• THE REQUEST
Turn the lines from the line with "editor-section-header: 主编推荐 更多" to the line with "book-genre: 玄幻 — [146, 707, 174, 723]", both included, into a JSON list of strings with one string per line, leaving out any blank lines.

• INFORMATION GIVEN

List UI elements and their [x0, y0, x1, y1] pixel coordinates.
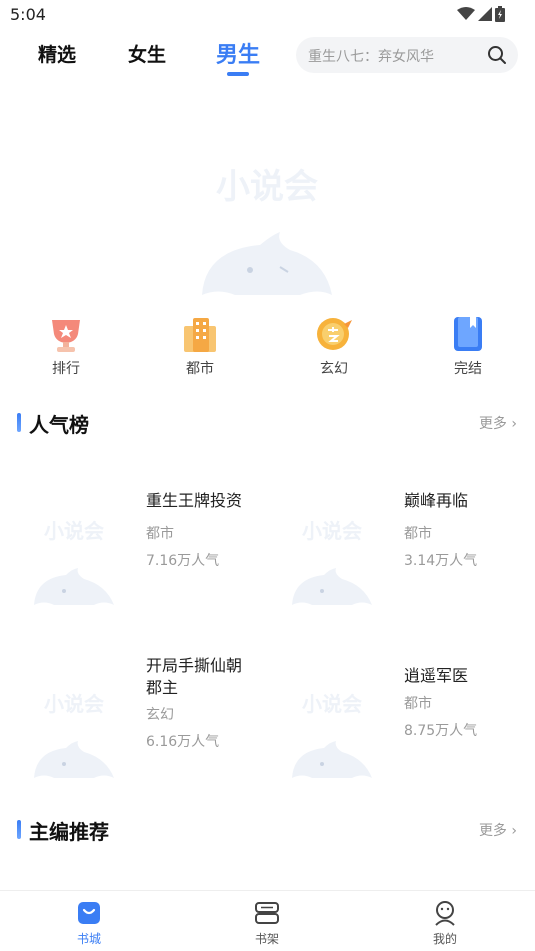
editor-section-header: 主编推荐 更多 › — [0, 815, 535, 845]
nav-label: 书架 — [254, 932, 279, 946]
popular-section-header: 人气榜 更多 › — [0, 408, 535, 438]
section-accent-bar — [17, 820, 21, 839]
category-fantasy[interactable]: 玄幻 — [299, 312, 369, 378]
category-row: 排行 都市 玄幻 完结 — [0, 312, 535, 382]
placeholder-logo-text: 小说会 — [302, 519, 362, 543]
nav-bookstore[interactable]: 书城 — [49, 899, 129, 947]
book-cover-placeholder: 小说会 — [292, 692, 372, 778]
book-title: 逍遥军医 — [404, 666, 469, 685]
banner-placeholder[interactable]: 小说会 — [0, 110, 535, 310]
book-title: 开局手撕仙朝郡主 — [146, 656, 243, 697]
nav-label: 书城 — [76, 932, 101, 946]
book-genre: 都市 — [404, 696, 432, 712]
category-ranking[interactable]: 排行 — [31, 312, 101, 378]
category-label: 排行 — [52, 361, 80, 377]
category-label: 都市 — [186, 361, 214, 377]
book-popularity: 7.16万人气 — [146, 553, 220, 569]
book-genre: 玄幻 — [146, 707, 174, 723]
book-genre: 都市 — [146, 526, 174, 542]
book-popularity: 8.75万人气 — [404, 723, 478, 739]
book-genre: 都市 — [404, 526, 432, 542]
tab-male[interactable]: 男生 — [216, 37, 260, 69]
city-icon — [184, 318, 216, 352]
placeholder-logo-text: 小说会 — [302, 692, 362, 716]
profile-icon — [435, 901, 455, 926]
trophy-icon — [52, 320, 80, 352]
bottom-nav: 书城 书架 我的 — [0, 890, 535, 951]
nav-profile[interactable]: 我的 — [405, 899, 485, 947]
section-accent-bar — [17, 413, 21, 432]
tab-featured[interactable]: 精选 — [38, 40, 76, 67]
wifi-icon — [457, 7, 475, 20]
status-icons — [457, 6, 505, 22]
book-card[interactable]: 小说会 巅峰再临 都市 3.14万人气 — [276, 490, 526, 640]
category-city[interactable]: 都市 — [165, 312, 235, 378]
search-placeholder: 重生八七：弃女风华 — [308, 49, 434, 65]
section-title: 人气榜 — [29, 413, 89, 437]
status-time: 5:04 — [10, 5, 46, 24]
search-input[interactable]: 重生八七：弃女风华 — [296, 37, 518, 73]
book-cover-placeholder: 小说会 — [34, 692, 114, 778]
bookstore-icon — [78, 902, 100, 924]
book-complete-icon — [454, 317, 482, 351]
book-popularity: 3.14万人气 — [404, 553, 478, 569]
category-label: 玄幻 — [320, 361, 348, 377]
placeholder-logo-text: 小说会 — [44, 692, 104, 716]
more-link[interactable]: 更多 › — [479, 820, 517, 840]
signal-icon — [478, 7, 492, 21]
status-bar: 5:04 — [0, 0, 535, 30]
active-tab-indicator — [227, 72, 249, 76]
book-card[interactable]: 小说会 开局手撕仙朝郡主 玄幻 6.16万人气 — [18, 655, 268, 805]
book-popularity: 6.16万人气 — [146, 734, 220, 750]
placeholder-logo-text: 小说会 — [44, 519, 104, 543]
book-title: 巅峰再临 — [404, 491, 469, 510]
placeholder-logo: 小说会 — [202, 167, 332, 295]
battery-icon — [495, 6, 505, 22]
nav-bookshelf[interactable]: 书架 — [227, 899, 307, 947]
book-title: 重生王牌投资 — [146, 491, 243, 510]
nav-label: 我的 — [432, 932, 457, 946]
tab-female[interactable]: 女生 — [128, 40, 166, 67]
bookshelf-icon — [255, 902, 279, 924]
more-link[interactable]: 更多 › — [479, 413, 517, 433]
section-title: 主编推荐 — [29, 820, 109, 844]
book-card[interactable]: 小说会 逍遥军医 都市 8.75万人气 — [276, 665, 526, 815]
book-cover-placeholder: 小说会 — [292, 519, 372, 605]
fantasy-icon — [317, 318, 352, 350]
search-icon[interactable] — [487, 45, 507, 65]
placeholder-logo-text: 小说会 — [216, 167, 318, 207]
category-label: 完结 — [454, 361, 482, 377]
category-completed[interactable]: 完结 — [433, 312, 503, 378]
book-card[interactable]: 小说会 重生王牌投资 都市 7.16万人气 — [18, 490, 268, 640]
book-cover-placeholder: 小说会 — [34, 519, 114, 605]
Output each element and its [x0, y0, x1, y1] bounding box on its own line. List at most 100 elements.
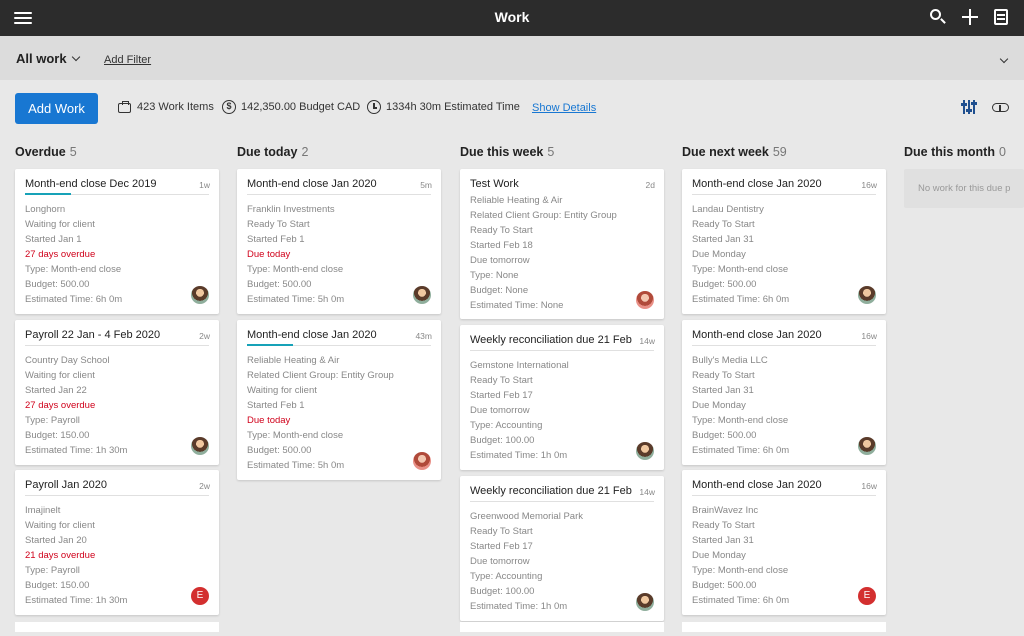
column-title: Due today 2 [237, 145, 308, 159]
work-card-details: Reliable Heating & Air Related Client Gro… [247, 353, 427, 473]
notes-icon[interactable] [991, 7, 1011, 27]
card-divider [692, 495, 876, 496]
cloud-download-icon[interactable] [991, 99, 1011, 115]
assignee-avatar[interactable] [636, 593, 654, 611]
stats-bar: Add Work 423 Work Items $ 142,350.00 Bud… [0, 80, 1024, 138]
assignee-avatar[interactable] [191, 437, 209, 455]
column-name: Overdue [15, 145, 66, 159]
work-card-partial[interactable] [460, 622, 664, 632]
column-title: Due this week 5 [460, 145, 554, 159]
work-card-detail: Ready To Start [247, 219, 310, 230]
show-details-link[interactable]: Show Details [532, 102, 596, 114]
work-card-detail: Started Feb 17 [470, 390, 533, 401]
work-card-details: Imajinelt Waiting for client Started Jan 2… [25, 503, 205, 608]
work-card-detail: Estimated Time: 6h 0m [25, 294, 123, 305]
work-card-age: 16w [861, 481, 877, 491]
work-card[interactable]: Month-end close Jan 2020 43m Reliable Heat… [237, 320, 441, 480]
work-card-details: Reliable Heating & Air Related Client Gro… [470, 193, 650, 313]
work-card-title: Month-end close Jan 2020 [692, 329, 822, 341]
sliders-icon[interactable] [960, 98, 978, 116]
work-card-detail: Budget: 500.00 [692, 580, 757, 591]
work-card[interactable]: Month-end close Jan 2020 5m Franklin Inves… [237, 169, 441, 314]
work-card[interactable]: Payroll 22 Jan - 4 Feb 2020 2w Country Day… [15, 320, 219, 465]
work-card-detail: Bully's Media LLC [692, 355, 768, 366]
column-title: Overdue 5 [15, 145, 77, 159]
work-card-title: Month-end close Jan 2020 [692, 479, 822, 491]
work-card[interactable]: Month-end close Jan 2020 16w Bully's Media… [682, 320, 886, 465]
work-card-detail: Waiting for client [25, 370, 95, 381]
assignee-avatar[interactable]: E [858, 587, 876, 605]
work-card-age: 5m [420, 180, 432, 190]
work-card[interactable]: Test Work 2d Reliable Heating & Air Related… [460, 169, 664, 319]
view-selector[interactable]: All work [16, 51, 80, 66]
work-card-partial[interactable] [15, 622, 219, 632]
work-card-detail: Ready To Start [470, 526, 533, 537]
work-card[interactable]: Weekly reconciliation due 21 Feb 14w Green… [460, 476, 664, 621]
card-divider [25, 495, 209, 496]
work-card-detail: Estimated Time: 1h 30m [25, 445, 128, 456]
work-card-detail: Estimated Time: 5h 0m [247, 460, 345, 471]
assignee-avatar[interactable] [858, 437, 876, 455]
work-card-detail: Started Jan 20 [25, 535, 87, 546]
collapse-toggle[interactable] [995, 52, 1009, 70]
plus-icon[interactable] [960, 7, 980, 27]
work-card-detail: Budget: 500.00 [247, 445, 312, 456]
assignee-avatar[interactable] [413, 286, 431, 304]
work-card-detail: Due Monday [692, 249, 746, 260]
assignee-avatar[interactable]: E [191, 587, 209, 605]
work-items-stat: 423 Work Items [118, 100, 214, 114]
work-card-detail: Started Feb 1 [247, 400, 305, 411]
dollar-icon: $ [222, 100, 236, 114]
assignee-avatar[interactable] [191, 286, 209, 304]
clock-icon [367, 100, 381, 114]
work-card-details: Greenwood Memorial Park Ready To Start Sta… [470, 509, 650, 614]
progress-indicator [25, 193, 71, 195]
work-card-title: Month-end close Jan 2020 [247, 178, 377, 190]
work-card-detail: Type: Month-end close [247, 430, 344, 441]
assignee-avatar[interactable] [636, 291, 654, 309]
work-card-title: Month-end close Dec 2019 [25, 178, 157, 190]
card-divider [25, 345, 209, 346]
work-card-detail: Related Client Group: Entity Group [470, 210, 617, 221]
work-card-details: Longhorn Waiting for client Started Jan 1 2… [25, 202, 205, 307]
work-card-partial[interactable] [682, 622, 886, 632]
search-icon[interactable] [928, 7, 948, 27]
work-card-detail: Started Feb 18 [470, 240, 533, 251]
work-card[interactable]: Month-end close Dec 2019 1w Longhorn Waitin… [15, 169, 219, 314]
work-card-detail: Ready To Start [692, 520, 755, 531]
add-filter-link[interactable]: Add Filter [104, 54, 151, 66]
work-card-detail: Budget: None [470, 285, 529, 296]
work-card[interactable]: Payroll Jan 2020 2w Imajinelt Waiting for c… [15, 470, 219, 615]
work-card[interactable]: Weekly reconciliation due 21 Feb 14w Gemst… [460, 325, 664, 470]
work-card-detail: Type: Month-end close [247, 264, 344, 275]
work-card-detail: Due today [247, 249, 291, 260]
work-card-detail: Reliable Heating & Air [247, 355, 340, 366]
work-card-detail: Budget: 500.00 [692, 279, 757, 290]
work-card-details: Gemstone International Ready To Start Star… [470, 358, 650, 463]
column-count: 2 [301, 145, 309, 159]
add-work-button[interactable]: Add Work [15, 93, 98, 124]
work-card-details: Country Day School Waiting for client Star… [25, 353, 205, 458]
work-card-detail: Waiting for client [25, 520, 95, 531]
assignee-avatar[interactable] [858, 286, 876, 304]
work-card-details: BrainWavez Inc Ready To Start Started Jan … [692, 503, 872, 608]
column-name: Due this month [904, 145, 995, 159]
assignee-avatar[interactable] [413, 452, 431, 470]
work-card-detail: Related Client Group: Entity Group [247, 370, 394, 381]
work-card[interactable]: Month-end close Jan 2020 16w Landau Dentis… [682, 169, 886, 314]
work-card-detail: Due tomorrow [470, 556, 530, 567]
column-count: 0 [998, 145, 1006, 159]
filter-bar: All work Add Filter [0, 36, 1024, 80]
work-card-title: Weekly reconciliation due 21 Feb [470, 334, 632, 346]
work-card-detail: Budget: 150.00 [25, 430, 90, 441]
card-divider [692, 345, 876, 346]
work-card-detail: Reliable Heating & Air [470, 195, 563, 206]
work-card-detail: Started Jan 22 [25, 385, 87, 396]
work-card[interactable]: Month-end close Jan 2020 16w BrainWavez In… [682, 470, 886, 615]
work-card-detail: Estimated Time: 6h 0m [692, 294, 790, 305]
assignee-avatar[interactable] [636, 442, 654, 460]
work-card-detail: Type: None [470, 270, 519, 281]
work-card-detail: Ready To Start [692, 370, 755, 381]
column-name: Due this week [460, 145, 544, 159]
column-count: 59 [772, 145, 787, 159]
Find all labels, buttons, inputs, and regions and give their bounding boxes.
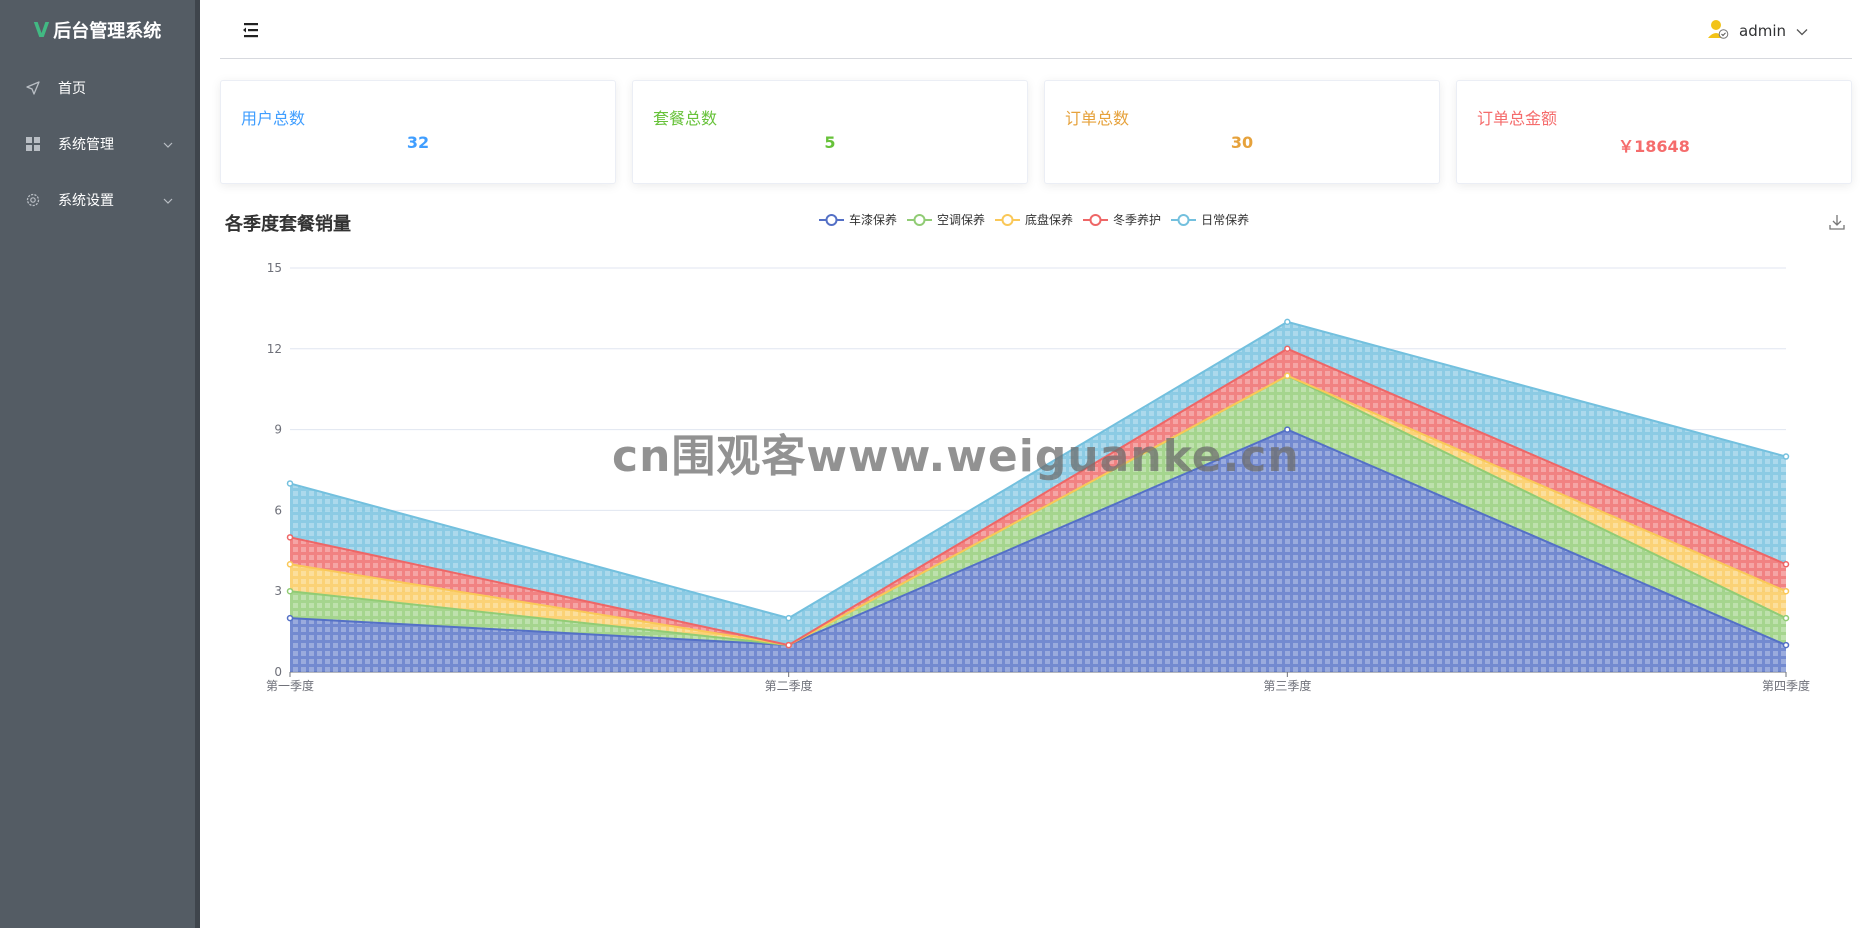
data-point[interactable] (1284, 318, 1291, 326)
stat-value: ￥18648 (1618, 137, 1690, 156)
legend-item[interactable]: 空调保养 (907, 211, 985, 228)
legend-label: 日常保养 (1201, 213, 1250, 227)
sidebar: V 后台管理系统 首页 系统管理 系统设置 (0, 0, 200, 928)
stat-label: 订单总金额 (1477, 109, 1558, 128)
sidebar-item-label: 系统设置 (58, 193, 114, 209)
legend-marker-icon (995, 213, 1021, 226)
navigation-icon (24, 79, 42, 97)
sidebar-item-home[interactable]: 首页 (0, 60, 195, 116)
stat-value: 32 (406, 133, 430, 152)
stat-value: 5 (824, 133, 836, 152)
legend-item[interactable]: 日常保养 (1171, 211, 1249, 228)
chevron-down-icon (163, 137, 173, 153)
stat-card-order-amount: 订单总金额 ￥18648 (1456, 80, 1852, 184)
app-logo[interactable]: V 后台管理系统 (0, 0, 195, 60)
data-point[interactable] (286, 587, 294, 595)
grid-icon (24, 135, 42, 153)
data-point[interactable] (1782, 561, 1790, 568)
data-point[interactable] (1284, 372, 1291, 379)
stat-label: 订单总数 (1065, 109, 1130, 128)
stat-card-packages: 套餐总数 5 (632, 80, 1028, 184)
top-header: admin (220, 0, 1852, 59)
x-tick-label: 第三季度 (1263, 678, 1311, 693)
data-point[interactable] (1782, 587, 1790, 595)
data-point[interactable] (286, 614, 294, 622)
legend-label: 底盘保养 (1025, 213, 1074, 227)
stat-label: 套餐总数 (653, 109, 718, 128)
legend-marker-icon (1171, 213, 1197, 226)
download-icon[interactable] (1828, 213, 1846, 235)
stacked-area-chart: 0 3 6 9 12 15 第一季度 第二季度 第三季度 第四季度 (266, 261, 1810, 693)
username: admin (1739, 22, 1786, 40)
sidebar-item-label: 首页 (58, 81, 86, 97)
x-tick-label: 第一季度 (266, 678, 314, 693)
stat-card-orders: 订单总数 30 (1044, 80, 1440, 184)
data-point[interactable] (785, 614, 792, 622)
vue-logo-icon: V (33, 18, 50, 42)
legend-item[interactable]: 底盘保养 (995, 211, 1073, 228)
data-point[interactable] (785, 641, 792, 649)
x-tick-label: 第二季度 (765, 678, 813, 693)
legend-marker-icon (819, 213, 844, 226)
data-point[interactable] (1782, 453, 1790, 460)
app-title: 后台管理系统 (53, 21, 162, 42)
stat-cards: 用户总数 32 套餐总数 5 订单总数 30 订单总金额 ￥18648 (220, 80, 1852, 184)
sidebar-item-label: 系统管理 (58, 137, 114, 153)
chart-title: 各季度套餐销量 (225, 214, 351, 235)
chart-legend: 车漆保养 空调保养 底盘保养 冬季养护 日常保养 (819, 211, 1259, 228)
menu-toggle-icon[interactable] (242, 22, 260, 42)
y-tick-label: 12 (267, 342, 282, 356)
sidebar-item-system-management[interactable]: 系统管理 (0, 116, 195, 172)
x-tick-label: 第四季度 (1762, 678, 1810, 693)
sidebar-item-system-settings[interactable]: 系统设置 (0, 172, 195, 228)
chevron-down-icon (163, 193, 173, 209)
legend-item[interactable]: 车漆保养 (819, 211, 897, 228)
legend-item[interactable]: 冬季养护 (1083, 211, 1161, 228)
user-menu[interactable]: admin (1707, 18, 1808, 44)
stat-value: 30 (1230, 133, 1254, 152)
data-point[interactable] (286, 480, 294, 487)
y-tick-label: 9 (274, 423, 282, 437)
data-point[interactable] (286, 534, 294, 541)
y-tick-label: 3 (274, 584, 282, 598)
legend-marker-icon (907, 213, 933, 226)
data-point[interactable] (1782, 614, 1790, 622)
data-point[interactable] (286, 561, 294, 568)
stat-label: 用户总数 (241, 109, 306, 128)
legend-label: 冬季养护 (1113, 213, 1162, 227)
y-tick-label: 6 (274, 503, 282, 517)
y-tick-label: 15 (267, 261, 282, 275)
user-avatar-icon (1707, 18, 1729, 44)
legend-label: 车漆保养 (849, 213, 898, 227)
gear-icon (24, 191, 42, 209)
y-tick-label: 0 (274, 665, 282, 679)
chevron-down-icon (1796, 22, 1808, 40)
legend-marker-icon (1083, 213, 1109, 226)
data-point[interactable] (1284, 345, 1291, 353)
legend-label: 空调保养 (937, 213, 986, 227)
stat-card-users: 用户总数 32 (220, 80, 616, 184)
data-point[interactable] (1284, 426, 1291, 433)
data-point[interactable] (1782, 641, 1790, 649)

• CORRECT RESULT
[
  "editor-section-header: 主编推荐 更多 › — [0, 815, 535, 845]",
  "nav-label: 书架 — [254, 932, 279, 946]",
  "popular-section-header: 人气榜 更多 › — [0, 408, 535, 438]",
  "section-accent-bar — [17, 820, 21, 839]",
  "category-fantasy[interactable]: 玄幻 — [299, 312, 369, 378]",
  "category-row: 排行 都市 玄幻 完结 — [0, 312, 535, 382]",
  "placeholder-logo-text: 小说会 — [302, 519, 362, 543]",
  "nav-bookstore[interactable]: 书城 — [49, 899, 129, 947]",
  "book-cover-placeholder: 小说会 — [292, 692, 372, 778]",
  "book-title: 逍遥军医 — [404, 666, 469, 685]",
  "banner-placeholder[interactable]: 小说会 — [0, 110, 535, 310]",
  "book-title: 开局手撕仙朝郡主 — [146, 656, 243, 697]",
  "nav-label: 书城 — [76, 932, 101, 946]",
  "book-genre: 都市 — [404, 696, 432, 712]",
  "category-ranking[interactable]: 排行 — [31, 312, 101, 378]",
  "category-label: 排行 — [52, 361, 80, 377]",
  "category-label: 都市 — [186, 361, 214, 377]",
  "book-popularity: 7.16万人气 — [146, 553, 220, 569]",
  "book-genre: 玄幻 — [146, 707, 174, 723]"
]